Using the entries that follow, count the lines containing the word "dose" and give that number by itself.

[Rows from a figure dataset]
+ + + + +

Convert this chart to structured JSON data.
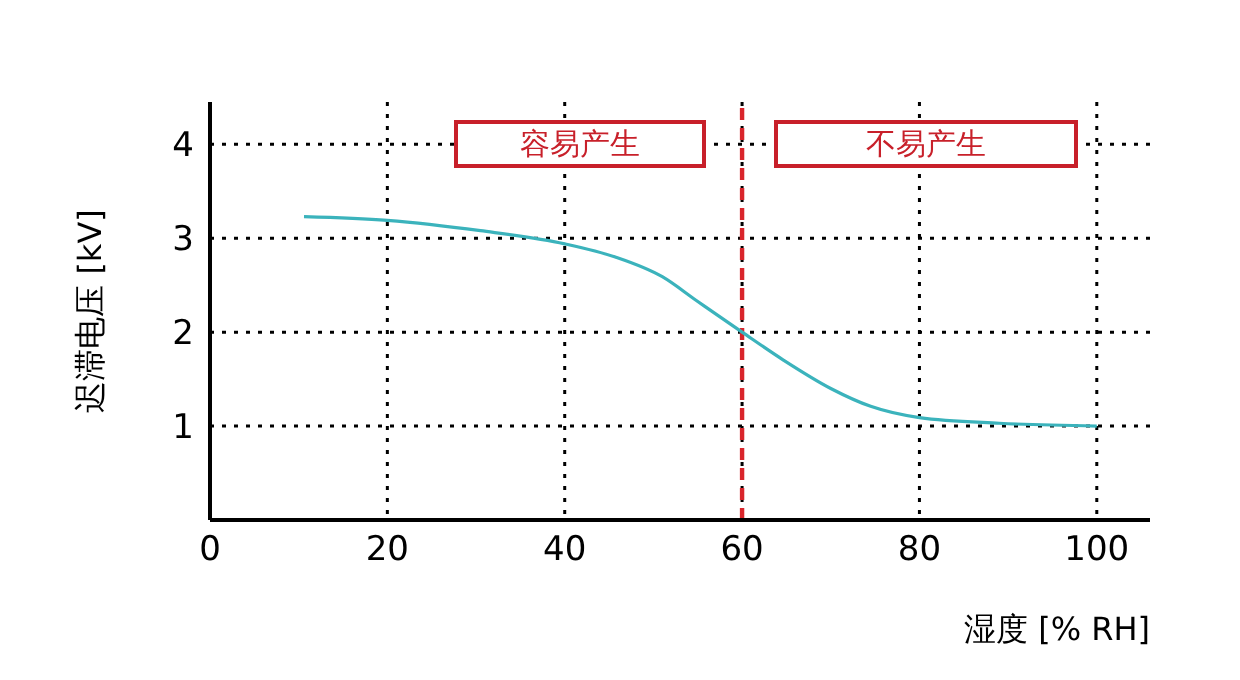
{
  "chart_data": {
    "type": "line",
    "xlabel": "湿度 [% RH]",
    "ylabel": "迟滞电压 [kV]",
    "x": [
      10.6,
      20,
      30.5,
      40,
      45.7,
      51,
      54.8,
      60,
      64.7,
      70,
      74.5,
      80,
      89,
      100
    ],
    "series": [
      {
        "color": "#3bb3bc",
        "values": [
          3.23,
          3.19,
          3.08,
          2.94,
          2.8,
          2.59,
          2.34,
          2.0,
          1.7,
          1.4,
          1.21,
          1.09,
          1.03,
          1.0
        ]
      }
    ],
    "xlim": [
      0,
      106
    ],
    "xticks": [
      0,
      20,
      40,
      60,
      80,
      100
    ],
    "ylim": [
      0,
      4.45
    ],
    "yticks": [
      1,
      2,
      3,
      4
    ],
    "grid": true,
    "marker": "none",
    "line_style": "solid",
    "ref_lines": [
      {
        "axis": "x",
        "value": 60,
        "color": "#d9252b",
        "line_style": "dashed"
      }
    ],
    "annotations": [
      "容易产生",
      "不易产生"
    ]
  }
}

+ + + + +

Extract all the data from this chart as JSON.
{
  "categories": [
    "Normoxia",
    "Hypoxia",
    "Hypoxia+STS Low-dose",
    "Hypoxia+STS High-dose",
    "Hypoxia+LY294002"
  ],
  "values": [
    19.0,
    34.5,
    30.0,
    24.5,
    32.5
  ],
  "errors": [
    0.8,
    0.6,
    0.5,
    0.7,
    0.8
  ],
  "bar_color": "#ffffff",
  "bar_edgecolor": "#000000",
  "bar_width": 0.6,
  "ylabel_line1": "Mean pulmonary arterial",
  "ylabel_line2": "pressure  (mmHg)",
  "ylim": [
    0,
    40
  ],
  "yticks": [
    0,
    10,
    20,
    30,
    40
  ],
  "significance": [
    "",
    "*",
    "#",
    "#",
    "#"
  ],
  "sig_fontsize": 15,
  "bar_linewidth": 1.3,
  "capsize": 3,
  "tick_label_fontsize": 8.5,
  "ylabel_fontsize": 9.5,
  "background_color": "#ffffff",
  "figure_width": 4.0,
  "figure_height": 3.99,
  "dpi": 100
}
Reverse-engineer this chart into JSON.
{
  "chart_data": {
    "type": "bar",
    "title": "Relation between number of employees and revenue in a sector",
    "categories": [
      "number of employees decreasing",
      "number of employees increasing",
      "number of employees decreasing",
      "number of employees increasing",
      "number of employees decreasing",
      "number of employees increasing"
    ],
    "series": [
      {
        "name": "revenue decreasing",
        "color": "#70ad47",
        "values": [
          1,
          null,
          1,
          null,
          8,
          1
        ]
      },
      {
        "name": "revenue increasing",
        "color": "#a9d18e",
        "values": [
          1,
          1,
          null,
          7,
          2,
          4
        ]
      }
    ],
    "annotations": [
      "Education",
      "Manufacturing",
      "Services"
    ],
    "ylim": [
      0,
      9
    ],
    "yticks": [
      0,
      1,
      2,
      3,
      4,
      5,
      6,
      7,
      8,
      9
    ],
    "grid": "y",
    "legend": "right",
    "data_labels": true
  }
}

+ + + + +

Result for this exercise ::
2